-- start of Data provided --
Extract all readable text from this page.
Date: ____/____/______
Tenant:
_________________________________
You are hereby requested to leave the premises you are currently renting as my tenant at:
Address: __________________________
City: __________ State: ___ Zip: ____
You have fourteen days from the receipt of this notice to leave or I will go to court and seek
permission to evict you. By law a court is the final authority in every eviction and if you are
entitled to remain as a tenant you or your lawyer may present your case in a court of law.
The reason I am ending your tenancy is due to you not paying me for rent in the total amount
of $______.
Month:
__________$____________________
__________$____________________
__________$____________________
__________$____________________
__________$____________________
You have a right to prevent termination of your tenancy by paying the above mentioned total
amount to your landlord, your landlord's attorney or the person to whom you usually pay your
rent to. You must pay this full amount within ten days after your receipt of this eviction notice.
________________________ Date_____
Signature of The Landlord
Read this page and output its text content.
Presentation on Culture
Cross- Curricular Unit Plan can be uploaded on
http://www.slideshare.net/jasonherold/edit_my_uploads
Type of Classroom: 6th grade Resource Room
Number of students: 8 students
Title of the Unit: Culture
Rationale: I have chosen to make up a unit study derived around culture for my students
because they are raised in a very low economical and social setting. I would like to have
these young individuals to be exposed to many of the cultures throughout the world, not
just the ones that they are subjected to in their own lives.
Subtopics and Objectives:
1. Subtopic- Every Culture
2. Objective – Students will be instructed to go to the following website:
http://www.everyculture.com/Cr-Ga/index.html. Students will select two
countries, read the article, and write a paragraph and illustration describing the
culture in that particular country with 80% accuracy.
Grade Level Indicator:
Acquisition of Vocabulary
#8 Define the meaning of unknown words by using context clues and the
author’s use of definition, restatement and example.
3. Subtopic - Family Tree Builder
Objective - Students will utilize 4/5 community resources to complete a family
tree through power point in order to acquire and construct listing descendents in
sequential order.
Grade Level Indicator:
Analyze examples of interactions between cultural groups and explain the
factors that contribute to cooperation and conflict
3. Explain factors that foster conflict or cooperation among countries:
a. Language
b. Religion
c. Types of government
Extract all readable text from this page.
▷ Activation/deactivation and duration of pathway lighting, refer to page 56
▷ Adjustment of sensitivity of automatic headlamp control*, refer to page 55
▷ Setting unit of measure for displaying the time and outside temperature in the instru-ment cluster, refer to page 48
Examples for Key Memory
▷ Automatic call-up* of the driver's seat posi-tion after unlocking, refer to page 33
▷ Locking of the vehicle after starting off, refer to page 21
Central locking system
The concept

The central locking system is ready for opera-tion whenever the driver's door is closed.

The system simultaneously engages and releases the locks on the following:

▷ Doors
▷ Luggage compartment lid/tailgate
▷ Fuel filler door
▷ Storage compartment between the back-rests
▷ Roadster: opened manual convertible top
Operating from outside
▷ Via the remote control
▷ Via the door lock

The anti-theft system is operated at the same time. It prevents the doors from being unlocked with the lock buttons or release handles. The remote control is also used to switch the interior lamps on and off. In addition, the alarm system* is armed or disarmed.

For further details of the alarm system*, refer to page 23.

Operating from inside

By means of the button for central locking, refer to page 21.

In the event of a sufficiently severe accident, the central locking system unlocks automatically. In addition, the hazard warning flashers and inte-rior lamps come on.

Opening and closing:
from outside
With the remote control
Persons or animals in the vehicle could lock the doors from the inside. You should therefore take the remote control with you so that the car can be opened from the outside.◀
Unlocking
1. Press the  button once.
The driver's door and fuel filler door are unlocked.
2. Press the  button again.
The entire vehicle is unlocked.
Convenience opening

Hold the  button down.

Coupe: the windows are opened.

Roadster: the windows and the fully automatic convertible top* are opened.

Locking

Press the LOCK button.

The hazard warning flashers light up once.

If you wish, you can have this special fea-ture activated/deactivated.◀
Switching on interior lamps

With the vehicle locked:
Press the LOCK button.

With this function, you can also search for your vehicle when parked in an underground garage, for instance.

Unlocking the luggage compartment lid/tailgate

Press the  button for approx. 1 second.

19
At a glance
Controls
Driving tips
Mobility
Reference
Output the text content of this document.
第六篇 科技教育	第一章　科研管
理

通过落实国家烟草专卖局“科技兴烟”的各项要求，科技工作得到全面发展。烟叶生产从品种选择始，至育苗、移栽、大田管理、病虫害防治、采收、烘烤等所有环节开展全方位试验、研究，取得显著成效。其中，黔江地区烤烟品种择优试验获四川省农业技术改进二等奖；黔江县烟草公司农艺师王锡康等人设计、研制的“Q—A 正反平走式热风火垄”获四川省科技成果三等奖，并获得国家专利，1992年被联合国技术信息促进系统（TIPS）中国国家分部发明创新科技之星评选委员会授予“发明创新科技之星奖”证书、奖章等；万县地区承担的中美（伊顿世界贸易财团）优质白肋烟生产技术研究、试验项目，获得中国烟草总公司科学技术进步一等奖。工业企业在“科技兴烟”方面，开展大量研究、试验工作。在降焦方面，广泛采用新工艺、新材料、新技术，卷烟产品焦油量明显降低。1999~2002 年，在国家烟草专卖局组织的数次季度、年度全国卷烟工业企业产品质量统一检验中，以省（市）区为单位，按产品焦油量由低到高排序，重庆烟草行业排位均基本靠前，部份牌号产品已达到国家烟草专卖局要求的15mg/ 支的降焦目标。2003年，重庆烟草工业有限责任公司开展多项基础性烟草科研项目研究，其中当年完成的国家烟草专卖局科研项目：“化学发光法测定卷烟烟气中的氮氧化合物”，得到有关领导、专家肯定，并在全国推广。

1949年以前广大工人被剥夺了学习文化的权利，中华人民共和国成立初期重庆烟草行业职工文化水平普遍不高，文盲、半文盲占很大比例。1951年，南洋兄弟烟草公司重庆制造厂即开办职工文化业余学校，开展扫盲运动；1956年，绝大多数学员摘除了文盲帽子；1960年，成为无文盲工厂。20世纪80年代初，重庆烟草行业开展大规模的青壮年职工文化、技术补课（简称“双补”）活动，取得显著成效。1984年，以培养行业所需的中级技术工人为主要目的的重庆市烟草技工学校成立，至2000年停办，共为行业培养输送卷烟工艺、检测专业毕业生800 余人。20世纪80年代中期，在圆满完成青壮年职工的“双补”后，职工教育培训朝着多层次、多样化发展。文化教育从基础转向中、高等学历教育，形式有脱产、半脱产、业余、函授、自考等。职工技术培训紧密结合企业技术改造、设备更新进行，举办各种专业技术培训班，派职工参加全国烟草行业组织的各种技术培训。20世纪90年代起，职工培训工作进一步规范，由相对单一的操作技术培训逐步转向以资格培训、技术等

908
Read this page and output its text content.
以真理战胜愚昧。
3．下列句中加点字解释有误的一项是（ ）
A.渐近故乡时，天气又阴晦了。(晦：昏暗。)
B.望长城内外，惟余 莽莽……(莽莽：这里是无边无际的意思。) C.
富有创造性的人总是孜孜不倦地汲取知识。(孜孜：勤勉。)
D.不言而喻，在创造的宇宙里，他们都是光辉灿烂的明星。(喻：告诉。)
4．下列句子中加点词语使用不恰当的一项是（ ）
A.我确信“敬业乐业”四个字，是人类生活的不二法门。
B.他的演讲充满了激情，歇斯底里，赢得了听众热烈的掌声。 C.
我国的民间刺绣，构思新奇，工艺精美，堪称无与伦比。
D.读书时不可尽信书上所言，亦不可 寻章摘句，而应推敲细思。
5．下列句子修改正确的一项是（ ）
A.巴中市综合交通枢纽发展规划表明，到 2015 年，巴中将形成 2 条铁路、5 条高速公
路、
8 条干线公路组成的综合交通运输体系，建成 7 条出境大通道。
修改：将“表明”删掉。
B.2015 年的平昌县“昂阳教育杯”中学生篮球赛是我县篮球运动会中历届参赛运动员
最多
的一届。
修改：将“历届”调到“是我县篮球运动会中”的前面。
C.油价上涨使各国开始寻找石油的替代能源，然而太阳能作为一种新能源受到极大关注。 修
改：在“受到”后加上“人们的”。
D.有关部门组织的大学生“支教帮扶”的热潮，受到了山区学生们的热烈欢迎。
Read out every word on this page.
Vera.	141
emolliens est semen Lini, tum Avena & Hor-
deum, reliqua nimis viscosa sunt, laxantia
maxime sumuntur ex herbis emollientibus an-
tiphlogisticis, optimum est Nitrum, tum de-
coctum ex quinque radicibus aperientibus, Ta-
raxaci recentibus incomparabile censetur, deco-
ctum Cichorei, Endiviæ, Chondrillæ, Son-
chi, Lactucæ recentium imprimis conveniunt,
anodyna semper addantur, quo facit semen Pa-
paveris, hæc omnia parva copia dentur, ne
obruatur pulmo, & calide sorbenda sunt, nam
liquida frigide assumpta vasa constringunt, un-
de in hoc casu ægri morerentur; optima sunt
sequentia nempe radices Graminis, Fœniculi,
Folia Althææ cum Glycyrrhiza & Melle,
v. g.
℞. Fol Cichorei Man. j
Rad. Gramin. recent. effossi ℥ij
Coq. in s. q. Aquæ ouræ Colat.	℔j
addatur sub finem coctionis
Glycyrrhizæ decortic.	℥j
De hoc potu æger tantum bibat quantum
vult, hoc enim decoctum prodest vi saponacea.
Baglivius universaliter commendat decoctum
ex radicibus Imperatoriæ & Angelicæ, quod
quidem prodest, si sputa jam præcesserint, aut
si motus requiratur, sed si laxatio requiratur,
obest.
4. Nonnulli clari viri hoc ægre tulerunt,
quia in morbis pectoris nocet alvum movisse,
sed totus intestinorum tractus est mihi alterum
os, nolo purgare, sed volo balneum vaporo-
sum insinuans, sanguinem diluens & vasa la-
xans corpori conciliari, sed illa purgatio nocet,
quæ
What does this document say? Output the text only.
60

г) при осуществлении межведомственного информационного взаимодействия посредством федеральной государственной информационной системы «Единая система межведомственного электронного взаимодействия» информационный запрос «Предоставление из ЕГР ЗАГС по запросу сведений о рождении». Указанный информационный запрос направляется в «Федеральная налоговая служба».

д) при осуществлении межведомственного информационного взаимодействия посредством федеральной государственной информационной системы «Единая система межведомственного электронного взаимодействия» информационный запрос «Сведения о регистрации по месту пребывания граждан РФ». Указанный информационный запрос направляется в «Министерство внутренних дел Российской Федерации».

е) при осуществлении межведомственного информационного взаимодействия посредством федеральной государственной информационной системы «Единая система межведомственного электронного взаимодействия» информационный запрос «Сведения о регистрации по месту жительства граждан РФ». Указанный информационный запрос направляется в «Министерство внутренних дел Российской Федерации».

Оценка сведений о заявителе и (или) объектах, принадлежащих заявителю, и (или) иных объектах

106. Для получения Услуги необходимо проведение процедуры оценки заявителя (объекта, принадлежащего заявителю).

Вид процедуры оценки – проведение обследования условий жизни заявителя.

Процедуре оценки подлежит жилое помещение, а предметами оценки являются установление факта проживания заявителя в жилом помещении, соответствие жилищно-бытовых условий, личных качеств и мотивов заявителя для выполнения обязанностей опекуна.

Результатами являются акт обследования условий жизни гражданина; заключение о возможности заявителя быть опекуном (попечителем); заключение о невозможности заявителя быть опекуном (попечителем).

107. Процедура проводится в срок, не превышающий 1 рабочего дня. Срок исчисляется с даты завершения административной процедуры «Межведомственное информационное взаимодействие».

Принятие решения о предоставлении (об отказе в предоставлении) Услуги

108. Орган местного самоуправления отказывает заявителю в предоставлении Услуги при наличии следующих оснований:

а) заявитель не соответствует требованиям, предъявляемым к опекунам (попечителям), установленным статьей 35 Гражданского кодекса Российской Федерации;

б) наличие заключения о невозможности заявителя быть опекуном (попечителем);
-- end of Data provided --
▶ _What to do_
Where a line in the entries holds "cooperation", copy that line.

▶ _Answer below_
factors that contribute to cooperation and conflict
3. Explain factors that foster conflict or cooperation among countries:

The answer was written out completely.